_INSTRUCTION_
Reproduce the data in its entirety, exactly as supplied.

_Records_
....................
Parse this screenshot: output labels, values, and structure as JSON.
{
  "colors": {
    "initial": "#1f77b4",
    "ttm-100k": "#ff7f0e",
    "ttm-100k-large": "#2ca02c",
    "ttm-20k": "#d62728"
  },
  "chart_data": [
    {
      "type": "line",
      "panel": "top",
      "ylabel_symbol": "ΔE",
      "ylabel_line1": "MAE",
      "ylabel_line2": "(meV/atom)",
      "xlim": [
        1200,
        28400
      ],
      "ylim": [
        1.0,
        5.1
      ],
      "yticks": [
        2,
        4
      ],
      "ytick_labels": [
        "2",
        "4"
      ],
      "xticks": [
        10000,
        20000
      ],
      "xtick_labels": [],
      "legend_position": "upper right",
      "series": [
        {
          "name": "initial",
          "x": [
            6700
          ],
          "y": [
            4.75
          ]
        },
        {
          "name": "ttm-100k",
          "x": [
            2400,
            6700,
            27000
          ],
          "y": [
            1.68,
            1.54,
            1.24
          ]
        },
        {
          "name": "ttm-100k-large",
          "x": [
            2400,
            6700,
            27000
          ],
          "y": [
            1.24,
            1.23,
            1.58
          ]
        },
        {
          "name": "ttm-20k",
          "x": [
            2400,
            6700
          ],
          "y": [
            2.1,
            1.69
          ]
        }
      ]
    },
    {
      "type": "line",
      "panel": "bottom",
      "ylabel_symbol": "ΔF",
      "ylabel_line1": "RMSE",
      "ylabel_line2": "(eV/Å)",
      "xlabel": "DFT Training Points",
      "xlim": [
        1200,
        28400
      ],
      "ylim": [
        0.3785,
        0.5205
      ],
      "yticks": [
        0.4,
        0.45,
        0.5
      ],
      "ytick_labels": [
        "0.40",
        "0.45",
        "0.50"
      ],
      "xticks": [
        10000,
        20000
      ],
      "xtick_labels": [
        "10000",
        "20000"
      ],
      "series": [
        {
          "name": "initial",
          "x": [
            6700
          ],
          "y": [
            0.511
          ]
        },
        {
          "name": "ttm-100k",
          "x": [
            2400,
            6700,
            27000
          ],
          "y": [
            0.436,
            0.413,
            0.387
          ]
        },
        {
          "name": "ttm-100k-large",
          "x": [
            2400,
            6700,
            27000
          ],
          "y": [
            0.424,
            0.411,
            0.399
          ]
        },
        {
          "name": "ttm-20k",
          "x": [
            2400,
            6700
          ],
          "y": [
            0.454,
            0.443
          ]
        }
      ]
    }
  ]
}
....................
_ANSWER TO THE PROBLEM_
Parse this screenshot: output labels, values, and structure as JSON.
{
  "colors": {
    "initial": "#1f77b4",
    "ttm-100k": "#ff7f0e",
    "ttm-100k-large": "#2ca02c",
    "ttm-20k": "#d62728"
  },
  "chart_data": [
    {
      "type": "line",
      "panel": "top",
      "ylabel_symbol": "ΔE",
      "ylabel_line1": "MAE",
      "ylabel_line2": "(meV/atom)",
      "xlim": [
        1200,
        28400
      ],
      "ylim": [
        1.0,
        5.1
      ],
      "yticks": [
        2,
        4
      ],
      "ytick_labels": [
        "2",
        "4"
      ],
      "xticks": [
        10000,
        20000
      ],
      "xtick_labels": [],
      "legend_position": "upper right",
      "series": [
        {
          "name": "initial",
          "x": [
            6700
          ],
          "y": [
            4.75
          ]
        },
        {
          "name": "ttm-100k",
          "x": [
            2400,
            6700,
            27000
          ],
          "y": [
            1.68,
            1.54,
            1.24
          ]
        },
        {
          "name": "ttm-100k-large",
          "x": [
            2400,
            6700,
            27000
          ],
          "y": [
            1.24,
            1.23,
            1.58
          ]
        },
        {
          "name": "ttm-20k",
          "x": [
            2400,
            6700
          ],
          "y": [
            2.1,
            1.69
          ]
        }
      ]
    },
    {
      "type": "line",
      "panel": "bottom",
      "ylabel_symbol": "ΔF",
      "ylabel_line1": "RMSE",
      "ylabel_line2": "(eV/Å)",
      "xlabel": "DFT Training Points",
      "xlim": [
        1200,
        28400
      ],
      "ylim": [
        0.3785,
        0.5205
      ],
      "yticks": [
        0.4,
        0.45,
        0.5
      ],
      "ytick_labels": [
        "0.40",
        "0.45",
        "0.50"
      ],
      "xticks": [
        10000,
        20000
      ],
      "xtick_labels": [
        "10000",
        "20000"
      ],
      "series": [
        {
          "name": "initial",
          "x": [
            6700
          ],
          "y": [
            0.511
          ]
        },
        {
          "name": "ttm-100k",
          "x": [
            2400,
            6700,
            27000
          ],
          "y": [
            0.436,
            0.413,
            0.387
          ]
        },
        {
          "name": "ttm-100k-large",
          "x": [
            2400,
            6700,
            27000
          ],
          "y": [
            0.424,
            0.411,
            0.399
          ]
        },
        {
          "name": "ttm-20k",
          "x": [
            2400,
            6700
          ],
          "y": [
            0.454,
            0.443
          ]
        }
      ]
    }
  ]
}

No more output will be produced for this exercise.